==== Page ====
From: Qu Wenruo <quwenruo.btrfs@gmx.com>
To: Su Yue <suy.fnst@cn.fujitsu.com>, linux-btrfs@vger.kernel.org
Subject: Re: [PATCH v2 06/17] btrfs-progs: lowmem check: introduce force_cow_in_new_chunk()
Date: Tue, 26 Dec 2017 18:28:32 +0800 [thread overview]
Message-ID: <802a5de7-c058-ac24-2ba7-dbe911f858a3@gmx.com> (raw)
In-Reply-To: <262f2016-4b63-49db-11d1-83e4ab964957@cn.fujitsu.com>
[-- Attachment #1.1: Type: text/plain, Size: 8672 bytes --]
On 2017年12月26日 16:17, Su Yue wrote:
>
>
> On 12/21/2017 03:12 PM, Qu Wenruo wrote:
>>
>>
>> On 2017年12月21日 15:09, Su Yue wrote:
>>>
>>>
>>> On 12/21/2017 02:51 PM, Qu Wenruo wrote:
>>>>
>>>>
>>>> On 2017年12月20日 16:37, Qu Wenruo wrote:
>>>>>
>>>>>
>>>>> On 2017年12月20日 16:21, Su Yue wrote:
>>>>>>
>>>>>>
>>>>>> On 12/20/2017 01:41 PM, Qu Wenruo wrote:
>>>>>>>
>>>>>>>
>>>>>>> On 2017年12月20日 12:57, Su Yue wrote:
>>>>>>>> Introduce create_chunk_and_block_block_group() to allocate new
>>>>>>>> chunk
>>>>>>>> and corresponding block group.
>>>>>>>>
>>>>>>>> The new function force_cow_in_new_chunk() first allocates new chunk
>>>>>>>> and records its start.
>>>>>>>> Then it modifies all metadata block groups cached and full.
>>>>>>>> Finally it marks the new block group uncached and unfree.
>>>>>>>> In the next CoW, extents states will be updated automatically by
>>>>>>>> cache_block_group().
>>>>>>>>
>>>>>>>> Suggested-by: Qu Wenruo <wqu@suse.com>
>>>>>>>> Signed-off-by: Su Yue <suy.fnst@cn.fujitsu.com>
>>>>>>>> ---
>>>>>>>> cmds-check.c | 80
>>>>>>>> ++++++++++++++++++++++++++++++++++++++++++++++++++++++++++++
>>>>>>>> 1 file changed, 80 insertions(+)
>>>>>>>>
>>>>>>>> diff --git a/cmds-check.c b/cmds-check.c
>>>>>>>> index d98d4bda7357..311c8a9f45e8 100644
>>>>>>>> --- a/cmds-check.c
>>>>>>>> +++ b/cmds-check.c
>>>>>>>> @@ -10911,6 +10911,86 @@ out:
>>>>>>>> return ret;
>>>>>>>> }
>>>>>>>> +static int create_chunk_and_block_group(struct btrfs_fs_info
>>>>>>>> *fs_info,
>>>>>>>> + u64 flags, u64 *start, u64 *nbytes)
==== Record excerpts ====
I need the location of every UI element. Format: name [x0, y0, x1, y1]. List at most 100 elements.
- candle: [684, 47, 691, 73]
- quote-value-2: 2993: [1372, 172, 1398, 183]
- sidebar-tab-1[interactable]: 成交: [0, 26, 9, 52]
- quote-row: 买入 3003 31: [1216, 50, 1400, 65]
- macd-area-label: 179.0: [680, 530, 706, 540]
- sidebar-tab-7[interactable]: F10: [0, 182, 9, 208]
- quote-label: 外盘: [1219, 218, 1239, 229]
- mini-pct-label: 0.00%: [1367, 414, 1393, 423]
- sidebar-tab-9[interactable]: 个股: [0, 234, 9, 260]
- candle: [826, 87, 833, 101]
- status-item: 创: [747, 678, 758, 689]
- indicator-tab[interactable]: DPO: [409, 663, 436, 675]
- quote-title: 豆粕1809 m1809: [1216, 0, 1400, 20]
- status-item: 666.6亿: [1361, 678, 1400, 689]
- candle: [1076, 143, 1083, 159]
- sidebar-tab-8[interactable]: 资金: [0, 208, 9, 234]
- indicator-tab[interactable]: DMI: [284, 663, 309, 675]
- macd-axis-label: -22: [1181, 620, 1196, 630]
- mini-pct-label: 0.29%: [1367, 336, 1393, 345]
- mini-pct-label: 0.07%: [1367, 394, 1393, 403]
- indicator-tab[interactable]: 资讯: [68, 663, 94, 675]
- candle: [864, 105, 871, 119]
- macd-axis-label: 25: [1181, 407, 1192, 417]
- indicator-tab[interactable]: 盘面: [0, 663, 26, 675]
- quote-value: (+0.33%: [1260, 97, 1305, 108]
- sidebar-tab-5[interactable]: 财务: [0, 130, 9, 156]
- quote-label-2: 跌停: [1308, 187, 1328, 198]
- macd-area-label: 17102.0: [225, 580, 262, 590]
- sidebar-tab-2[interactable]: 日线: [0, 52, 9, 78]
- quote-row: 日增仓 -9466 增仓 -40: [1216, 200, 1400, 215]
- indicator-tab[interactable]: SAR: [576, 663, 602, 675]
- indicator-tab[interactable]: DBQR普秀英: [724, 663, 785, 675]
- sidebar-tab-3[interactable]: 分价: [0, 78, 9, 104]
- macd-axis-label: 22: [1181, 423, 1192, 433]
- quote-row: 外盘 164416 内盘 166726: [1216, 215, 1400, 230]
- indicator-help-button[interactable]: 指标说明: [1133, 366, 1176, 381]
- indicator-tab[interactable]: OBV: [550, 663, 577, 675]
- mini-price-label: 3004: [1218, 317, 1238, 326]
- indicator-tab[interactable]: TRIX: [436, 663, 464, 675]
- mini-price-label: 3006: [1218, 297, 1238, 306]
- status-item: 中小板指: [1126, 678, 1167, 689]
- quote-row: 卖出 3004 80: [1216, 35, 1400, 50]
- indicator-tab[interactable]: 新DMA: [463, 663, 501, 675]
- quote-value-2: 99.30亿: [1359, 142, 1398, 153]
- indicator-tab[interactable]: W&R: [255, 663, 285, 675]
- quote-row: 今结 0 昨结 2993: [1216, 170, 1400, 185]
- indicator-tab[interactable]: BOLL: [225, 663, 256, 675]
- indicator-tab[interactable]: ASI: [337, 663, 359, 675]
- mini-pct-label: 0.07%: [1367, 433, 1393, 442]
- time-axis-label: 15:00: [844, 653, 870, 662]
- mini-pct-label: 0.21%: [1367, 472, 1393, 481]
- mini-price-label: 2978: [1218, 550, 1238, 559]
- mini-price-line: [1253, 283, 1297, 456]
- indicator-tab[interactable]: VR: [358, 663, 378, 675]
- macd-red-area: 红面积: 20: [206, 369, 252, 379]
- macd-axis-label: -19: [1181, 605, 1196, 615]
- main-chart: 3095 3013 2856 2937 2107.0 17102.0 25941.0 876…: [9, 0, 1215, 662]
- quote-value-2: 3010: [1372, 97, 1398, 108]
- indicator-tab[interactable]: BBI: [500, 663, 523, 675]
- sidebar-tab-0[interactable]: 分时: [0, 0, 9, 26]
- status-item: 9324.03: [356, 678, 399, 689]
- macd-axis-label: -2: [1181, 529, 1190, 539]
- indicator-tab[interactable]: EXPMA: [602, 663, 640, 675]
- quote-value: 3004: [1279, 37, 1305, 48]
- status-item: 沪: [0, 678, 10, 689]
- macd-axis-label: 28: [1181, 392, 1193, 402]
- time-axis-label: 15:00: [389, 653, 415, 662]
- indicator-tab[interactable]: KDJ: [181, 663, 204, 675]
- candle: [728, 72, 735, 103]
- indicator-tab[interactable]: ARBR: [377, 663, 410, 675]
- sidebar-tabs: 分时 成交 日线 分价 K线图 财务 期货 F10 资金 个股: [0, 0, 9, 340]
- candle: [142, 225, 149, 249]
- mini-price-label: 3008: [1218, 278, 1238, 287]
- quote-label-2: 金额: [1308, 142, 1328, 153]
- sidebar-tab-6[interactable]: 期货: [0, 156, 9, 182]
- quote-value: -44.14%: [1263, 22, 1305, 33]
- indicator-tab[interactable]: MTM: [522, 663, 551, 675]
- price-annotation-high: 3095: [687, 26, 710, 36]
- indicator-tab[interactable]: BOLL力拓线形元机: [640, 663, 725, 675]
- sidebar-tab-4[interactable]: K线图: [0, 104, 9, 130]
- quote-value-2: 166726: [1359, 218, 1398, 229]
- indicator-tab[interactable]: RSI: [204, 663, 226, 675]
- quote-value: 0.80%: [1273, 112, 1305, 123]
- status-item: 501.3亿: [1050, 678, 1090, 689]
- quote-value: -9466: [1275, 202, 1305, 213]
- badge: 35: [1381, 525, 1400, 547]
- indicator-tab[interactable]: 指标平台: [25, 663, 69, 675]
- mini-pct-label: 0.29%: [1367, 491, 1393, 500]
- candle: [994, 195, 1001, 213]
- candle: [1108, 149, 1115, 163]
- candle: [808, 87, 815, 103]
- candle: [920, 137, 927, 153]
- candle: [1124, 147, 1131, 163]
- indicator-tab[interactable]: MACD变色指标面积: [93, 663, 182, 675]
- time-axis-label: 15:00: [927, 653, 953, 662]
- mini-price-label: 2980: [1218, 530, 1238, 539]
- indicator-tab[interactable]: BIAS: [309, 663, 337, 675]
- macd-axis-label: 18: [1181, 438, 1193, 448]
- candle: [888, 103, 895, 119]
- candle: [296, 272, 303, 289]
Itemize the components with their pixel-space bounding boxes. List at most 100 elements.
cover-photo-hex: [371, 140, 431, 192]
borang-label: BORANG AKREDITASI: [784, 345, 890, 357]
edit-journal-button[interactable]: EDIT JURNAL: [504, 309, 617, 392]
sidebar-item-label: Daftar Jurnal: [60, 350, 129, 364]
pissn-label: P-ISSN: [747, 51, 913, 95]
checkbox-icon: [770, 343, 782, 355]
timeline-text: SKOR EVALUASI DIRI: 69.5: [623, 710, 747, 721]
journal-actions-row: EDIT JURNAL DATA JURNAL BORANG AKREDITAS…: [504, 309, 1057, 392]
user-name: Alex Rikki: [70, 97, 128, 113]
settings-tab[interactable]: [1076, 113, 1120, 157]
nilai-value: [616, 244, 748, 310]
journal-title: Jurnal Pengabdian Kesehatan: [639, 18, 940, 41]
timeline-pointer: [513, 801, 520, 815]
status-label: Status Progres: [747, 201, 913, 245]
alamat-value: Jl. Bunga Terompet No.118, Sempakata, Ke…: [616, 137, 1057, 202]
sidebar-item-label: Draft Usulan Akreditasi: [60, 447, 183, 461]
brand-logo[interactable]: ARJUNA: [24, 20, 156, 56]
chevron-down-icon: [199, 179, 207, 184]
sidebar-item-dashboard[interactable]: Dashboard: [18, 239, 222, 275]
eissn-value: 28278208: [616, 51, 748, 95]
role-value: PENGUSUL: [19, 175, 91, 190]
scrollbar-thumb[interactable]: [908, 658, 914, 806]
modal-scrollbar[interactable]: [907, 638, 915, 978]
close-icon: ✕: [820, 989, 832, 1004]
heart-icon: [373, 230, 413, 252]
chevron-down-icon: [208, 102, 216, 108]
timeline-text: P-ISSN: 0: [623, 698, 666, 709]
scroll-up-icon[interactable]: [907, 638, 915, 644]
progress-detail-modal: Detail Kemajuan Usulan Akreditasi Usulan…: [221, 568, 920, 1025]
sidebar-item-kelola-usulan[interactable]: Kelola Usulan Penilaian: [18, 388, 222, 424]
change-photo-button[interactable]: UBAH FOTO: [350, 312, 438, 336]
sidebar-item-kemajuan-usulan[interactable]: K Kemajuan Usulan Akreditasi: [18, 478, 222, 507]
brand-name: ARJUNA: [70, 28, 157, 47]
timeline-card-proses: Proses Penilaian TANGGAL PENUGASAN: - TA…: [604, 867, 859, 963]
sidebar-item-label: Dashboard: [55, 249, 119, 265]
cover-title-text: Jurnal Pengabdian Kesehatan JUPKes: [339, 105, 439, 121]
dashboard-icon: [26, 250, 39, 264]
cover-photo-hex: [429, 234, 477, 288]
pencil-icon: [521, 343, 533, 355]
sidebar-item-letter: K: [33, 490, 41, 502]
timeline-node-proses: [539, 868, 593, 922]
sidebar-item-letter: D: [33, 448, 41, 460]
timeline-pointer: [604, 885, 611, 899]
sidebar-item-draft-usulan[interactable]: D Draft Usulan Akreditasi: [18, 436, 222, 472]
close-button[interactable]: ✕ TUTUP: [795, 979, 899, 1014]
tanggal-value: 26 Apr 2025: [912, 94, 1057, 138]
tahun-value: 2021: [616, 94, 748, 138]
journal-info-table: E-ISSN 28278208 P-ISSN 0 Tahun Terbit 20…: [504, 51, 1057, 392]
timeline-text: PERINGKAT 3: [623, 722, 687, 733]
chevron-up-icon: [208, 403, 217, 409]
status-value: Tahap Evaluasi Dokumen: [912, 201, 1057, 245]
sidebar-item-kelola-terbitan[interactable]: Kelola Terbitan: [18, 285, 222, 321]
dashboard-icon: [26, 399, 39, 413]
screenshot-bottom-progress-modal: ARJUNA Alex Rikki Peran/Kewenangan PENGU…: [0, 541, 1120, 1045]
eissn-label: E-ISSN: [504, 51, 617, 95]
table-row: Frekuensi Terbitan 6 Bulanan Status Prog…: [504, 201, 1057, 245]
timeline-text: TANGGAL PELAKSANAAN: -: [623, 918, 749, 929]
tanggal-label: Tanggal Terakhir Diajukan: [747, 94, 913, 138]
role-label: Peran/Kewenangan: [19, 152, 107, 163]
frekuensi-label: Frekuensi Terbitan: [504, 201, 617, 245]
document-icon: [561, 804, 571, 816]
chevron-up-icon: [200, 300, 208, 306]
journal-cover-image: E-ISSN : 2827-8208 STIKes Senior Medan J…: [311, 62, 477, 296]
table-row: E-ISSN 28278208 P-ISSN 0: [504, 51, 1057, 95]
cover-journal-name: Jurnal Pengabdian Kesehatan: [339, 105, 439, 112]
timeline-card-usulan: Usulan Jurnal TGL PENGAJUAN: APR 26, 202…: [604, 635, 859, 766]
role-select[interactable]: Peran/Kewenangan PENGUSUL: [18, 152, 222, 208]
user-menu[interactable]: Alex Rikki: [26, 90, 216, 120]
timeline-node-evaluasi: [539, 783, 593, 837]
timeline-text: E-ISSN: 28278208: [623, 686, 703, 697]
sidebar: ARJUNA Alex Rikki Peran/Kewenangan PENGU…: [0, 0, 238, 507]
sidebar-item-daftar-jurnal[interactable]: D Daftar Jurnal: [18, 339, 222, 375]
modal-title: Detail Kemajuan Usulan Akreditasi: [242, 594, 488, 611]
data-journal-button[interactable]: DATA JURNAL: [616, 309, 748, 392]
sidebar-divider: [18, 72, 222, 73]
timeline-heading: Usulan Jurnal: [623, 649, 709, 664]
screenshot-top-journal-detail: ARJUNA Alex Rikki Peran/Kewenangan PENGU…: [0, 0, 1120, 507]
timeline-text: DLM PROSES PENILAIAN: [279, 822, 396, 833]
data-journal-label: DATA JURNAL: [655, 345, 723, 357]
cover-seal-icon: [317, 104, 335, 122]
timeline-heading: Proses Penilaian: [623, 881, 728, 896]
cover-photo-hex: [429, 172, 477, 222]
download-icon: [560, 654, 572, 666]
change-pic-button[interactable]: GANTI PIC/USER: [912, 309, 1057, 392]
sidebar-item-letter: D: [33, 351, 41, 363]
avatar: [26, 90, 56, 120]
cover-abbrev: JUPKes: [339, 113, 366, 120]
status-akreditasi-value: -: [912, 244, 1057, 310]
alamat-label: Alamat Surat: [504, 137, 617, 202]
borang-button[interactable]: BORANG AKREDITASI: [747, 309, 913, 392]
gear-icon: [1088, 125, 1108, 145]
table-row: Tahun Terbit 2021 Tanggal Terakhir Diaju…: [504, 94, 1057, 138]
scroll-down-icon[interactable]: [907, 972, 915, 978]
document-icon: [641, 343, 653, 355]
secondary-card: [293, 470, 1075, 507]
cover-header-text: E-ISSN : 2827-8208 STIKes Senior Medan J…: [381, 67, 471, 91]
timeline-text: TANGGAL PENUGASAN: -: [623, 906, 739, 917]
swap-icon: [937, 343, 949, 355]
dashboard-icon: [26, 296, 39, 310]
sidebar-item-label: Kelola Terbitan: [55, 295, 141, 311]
====
▶ _Directions_:
**1.** From the btrfs-progs patch message, extract the passage starting with "From: Qu Wenruo" and going on through "check: introduce force_cow_in_new_chunk()".
**2.** Using the btrfs-progs patch message, answer each question:
(a) What patch number and version does the subject line give?
(b) How many insertions does the diff summary report for cmds-check.c?
(c) Which function, according to the patch description, updates extents states automatically in the next CoW?
**3.** List every email address that the btrfs-progs patch message gives in its From, To, Suggested-by and Signed-off-by lines.

▶ _The responses_:
**1.**
From: Qu Wenruo <quwenruo.btrfs@gmx.com>
To: Su Yue <suy.fnst@cn.fujitsu.com>, linux-btrfs@vger.kernel.org
Subject: Re: [PATCH v2 06/17] btrfs-progs: lowmem check: introduce force_cow_in_new_chunk()

**2.**
(a) [PATCH v2 06/17]
(b) 80 insertions
(c) cache_block_group()

**3.**
quwenruo.btrfs@gmx.com
suy.fnst@cn.fujitsu.com
linux-btrfs@vger.kernel.org
wqu@suse.com